> [Goal]:
Copy out the whole listing below line for line, without changing anything, but leave out the picture.
──────── Dataset ────────
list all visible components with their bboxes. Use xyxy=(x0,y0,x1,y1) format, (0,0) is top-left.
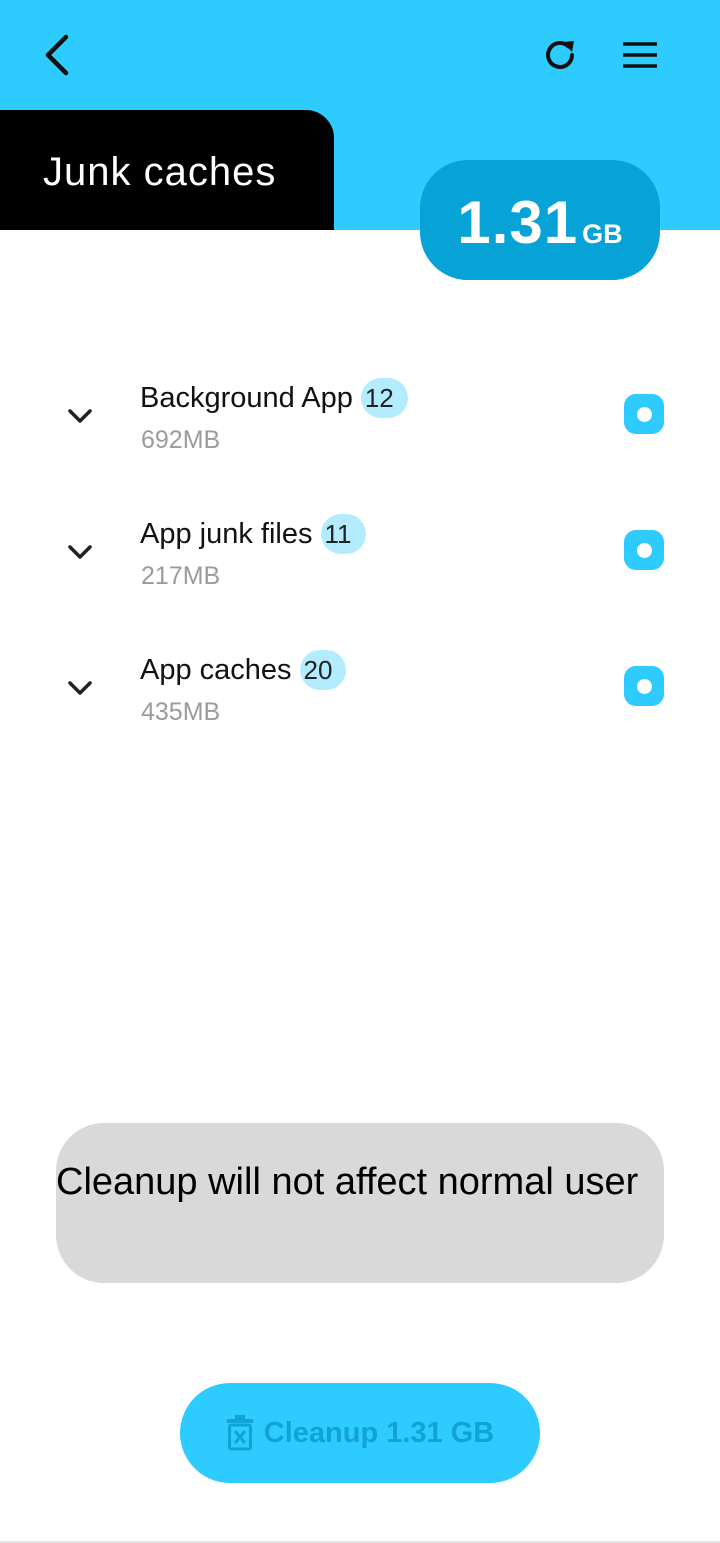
chevron-down-icon[interactable] xyxy=(60,668,100,708)
back-arrow-icon xyxy=(45,34,69,76)
item-name: App caches xyxy=(140,653,292,686)
back-button[interactable] xyxy=(30,28,84,82)
chevron-down-icon[interactable] xyxy=(60,396,100,436)
total-size-badge: 1.31 GB xyxy=(420,160,660,280)
item-size: 692MB xyxy=(141,426,221,454)
item-select-radio[interactable] xyxy=(624,666,664,706)
radio-dot-icon xyxy=(636,678,652,694)
radio-dot-icon xyxy=(636,542,652,558)
radio-dot-icon xyxy=(636,406,652,422)
item-name-row: Background App 12 xyxy=(140,378,408,418)
item-select-radio[interactable] xyxy=(624,394,664,434)
chevron-down-icon[interactable] xyxy=(60,532,100,572)
item-select-radio[interactable] xyxy=(624,530,664,570)
cleanup-button-label: Cleanup 1.31 GB xyxy=(263,1416,495,1449)
total-size-value: 1.31 xyxy=(457,189,579,256)
item-count-badge: 11 xyxy=(320,514,366,554)
refresh-button[interactable] xyxy=(532,28,588,82)
list-item[interactable]: Background App 12 692MB xyxy=(0,374,720,474)
item-size: 435MB xyxy=(141,698,221,726)
page-title: Junk caches xyxy=(43,150,277,194)
total-size-unit: GB xyxy=(582,219,623,249)
item-name: Background App xyxy=(140,381,353,414)
item-size: 217MB xyxy=(141,562,221,590)
item-count-badge: 12 xyxy=(360,378,408,418)
item-name: App junk files xyxy=(140,517,313,550)
trash-icon xyxy=(226,1415,254,1451)
page-title-tab: Junk caches xyxy=(0,110,334,230)
item-count-badge: 20 xyxy=(299,650,347,690)
refresh-icon xyxy=(546,41,574,69)
hamburger-menu-icon xyxy=(623,42,657,68)
item-name-row: App caches 20 xyxy=(140,650,347,690)
cleanup-notice: Cleanup will not affect normal user xyxy=(56,1123,664,1283)
item-name-row: App junk files 11 xyxy=(140,514,366,554)
cleanup-button[interactable]: Cleanup 1.31 GB xyxy=(180,1383,540,1483)
list-item[interactable]: App junk files 11 217MB xyxy=(0,510,720,610)
list-item[interactable]: App caches 20 435MB xyxy=(0,646,720,746)
menu-button[interactable] xyxy=(612,28,668,82)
────────
> [Reply]:
list all visible components with their bboxes. Use xyxy=(x0,y0,x1,y1) format, (0,0) is top-left.
chevron-down-icon[interactable] xyxy=(60,668,100,708)
back-arrow-icon xyxy=(45,34,69,76)
item-name: App caches xyxy=(140,653,292,686)
back-button[interactable] xyxy=(30,28,84,82)
chevron-down-icon[interactable] xyxy=(60,396,100,436)
total-size-badge: 1.31 GB xyxy=(420,160,660,280)
item-size: 692MB xyxy=(141,426,221,454)
item-select-radio[interactable] xyxy=(624,666,664,706)
radio-dot-icon xyxy=(636,678,652,694)
radio-dot-icon xyxy=(636,542,652,558)
radio-dot-icon xyxy=(636,406,652,422)
item-name-row: Background App 12 xyxy=(140,378,408,418)
item-select-radio[interactable] xyxy=(624,394,664,434)
chevron-down-icon[interactable] xyxy=(60,532,100,572)
item-select-radio[interactable] xyxy=(624,530,664,570)
cleanup-button-label: Cleanup 1.31 GB xyxy=(263,1416,495,1449)
total-size-value: 1.31 xyxy=(457,189,579,256)
item-count-badge: 11 xyxy=(320,514,366,554)
refresh-button[interactable] xyxy=(532,28,588,82)
list-item[interactable]: Background App 12 692MB xyxy=(0,374,720,474)
item-size: 435MB xyxy=(141,698,221,726)
page-title: Junk caches xyxy=(43,150,277,194)
total-size-unit: GB xyxy=(582,219,623,249)
item-name: Background App xyxy=(140,381,353,414)
item-size: 217MB xyxy=(141,562,221,590)
item-count-badge: 12 xyxy=(360,378,408,418)
item-name: App junk files xyxy=(140,517,313,550)
trash-icon xyxy=(226,1415,254,1451)
page-title-tab: Junk caches xyxy=(0,110,334,230)
item-count-badge: 20 xyxy=(299,650,347,690)
refresh-icon xyxy=(546,41,574,69)
hamburger-menu-icon xyxy=(623,42,657,68)
item-name-row: App caches 20 xyxy=(140,650,347,690)
cleanup-notice: Cleanup will not affect normal user xyxy=(56,1123,664,1283)
item-name-row: App junk files 11 xyxy=(140,514,366,554)
cleanup-button[interactable]: Cleanup 1.31 GB xyxy=(180,1383,540,1483)
list-item[interactable]: App junk files 11 217MB xyxy=(0,510,720,610)
list-item[interactable]: App caches 20 435MB xyxy=(0,646,720,746)
menu-button[interactable] xyxy=(612,28,668,82)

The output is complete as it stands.